Items from a data source:
_ _ _ _ _
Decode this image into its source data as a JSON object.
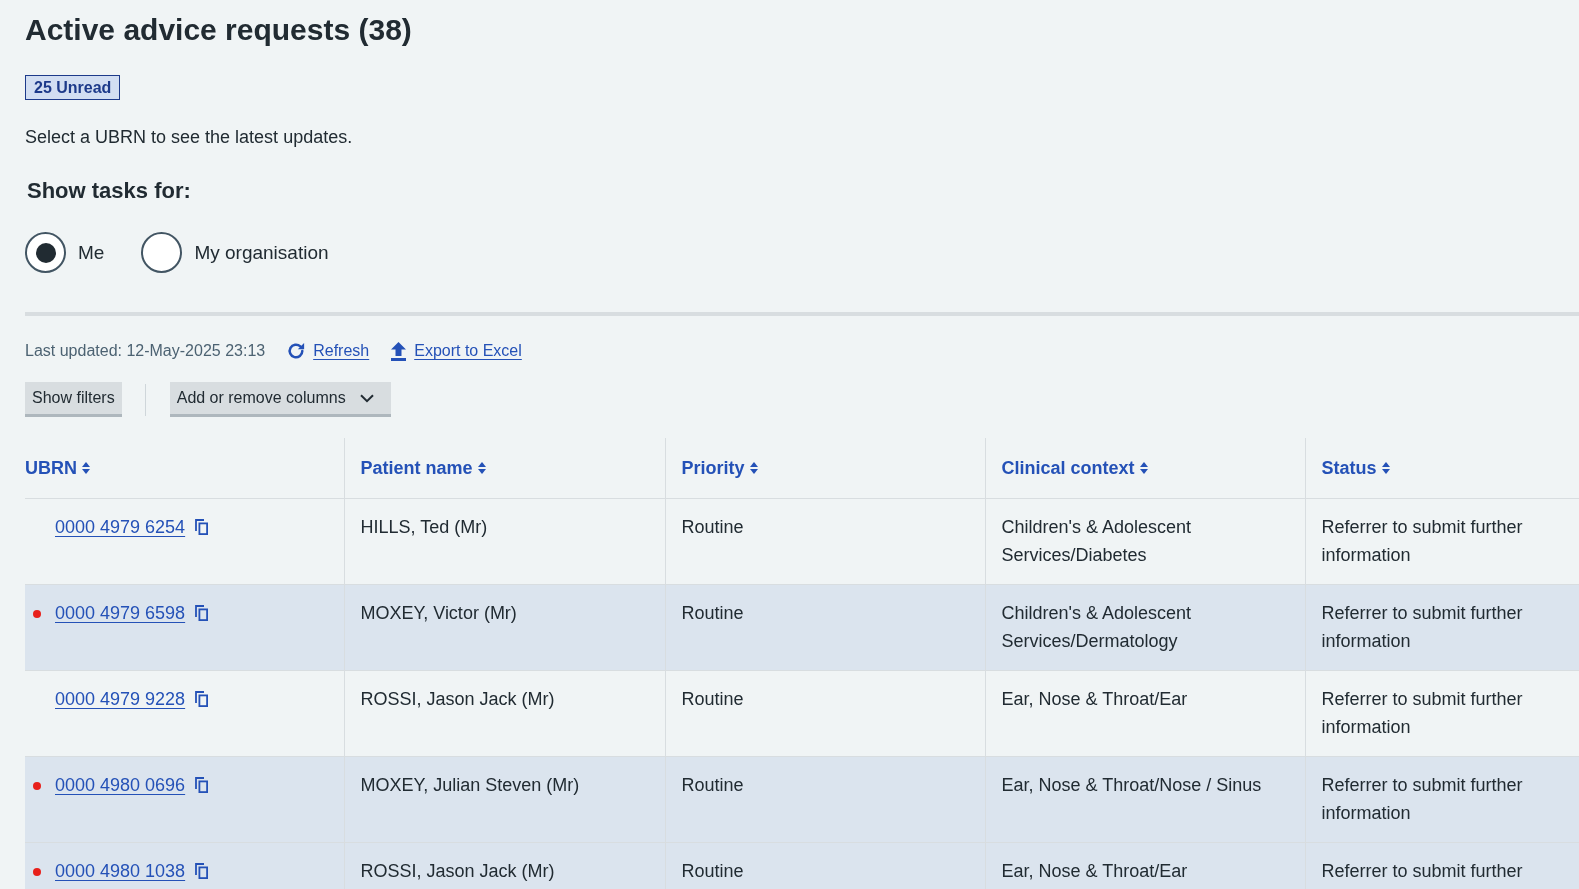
{
  "page": {
    "title": "Active advice requests (38)",
    "unread_badge": "25 Unread",
    "intro": "Select a UBRN to see the latest updates."
  },
  "task_filter": {
    "legend": "Show tasks for:",
    "options": [
      {
        "label": "Me",
        "selected": true
      },
      {
        "label": "My organisation",
        "selected": false
      }
    ]
  },
  "toolbar": {
    "last_updated": "Last updated: 12-May-2025 23:13",
    "links": [
      {
        "kind": "refresh",
        "label": "Refresh"
      },
      {
        "kind": "export",
        "label": "Export to Excel"
      }
    ],
    "buttons": [
      {
        "kind": "plain",
        "label": "Show filters"
      },
      {
        "kind": "dropdown",
        "label": "Add or remove columns"
      }
    ]
  },
  "table": {
    "columns": [
      "UBRN",
      "Patient name",
      "Priority",
      "Clinical context",
      "Status"
    ],
    "rows": [
      {
        "unread": false,
        "ubrn": "0000 4979 6254",
        "patient": "HILLS, Ted (Mr)",
        "priority": "Routine",
        "clinical_context": "Children's & Adolescent Services/Diabetes",
        "status": "Referrer to submit further information"
      },
      {
        "unread": true,
        "ubrn": "0000 4979 6598",
        "patient": "MOXEY, Victor (Mr)",
        "priority": "Routine",
        "clinical_context": "Children's & Adolescent Services/Dermatology",
        "status": "Referrer to submit further information"
      },
      {
        "unread": false,
        "ubrn": "0000 4979 9228",
        "patient": "ROSSI, Jason Jack (Mr)",
        "priority": "Routine",
        "clinical_context": "Ear, Nose & Throat/Ear",
        "status": "Referrer to submit further information"
      },
      {
        "unread": true,
        "ubrn": "0000 4980 0696",
        "patient": "MOXEY, Julian Steven (Mr)",
        "priority": "Routine",
        "clinical_context": "Ear, Nose & Throat/Nose / Sinus",
        "status": "Referrer to submit further information"
      },
      {
        "unread": true,
        "ubrn": "0000 4980 1038",
        "patient": "ROSSI, Jason Jack (Mr)",
        "priority": "Routine",
        "clinical_context": "Ear, Nose & Throat/Ear",
        "status": "Referrer to submit further"
      }
    ]
  }
}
_ _ _ _ _
- **Task requirements**:
Go through the listing above and list every line that has the word "columns".

- **Expected output**:
        "label": "Add or remove columns"
    "columns": [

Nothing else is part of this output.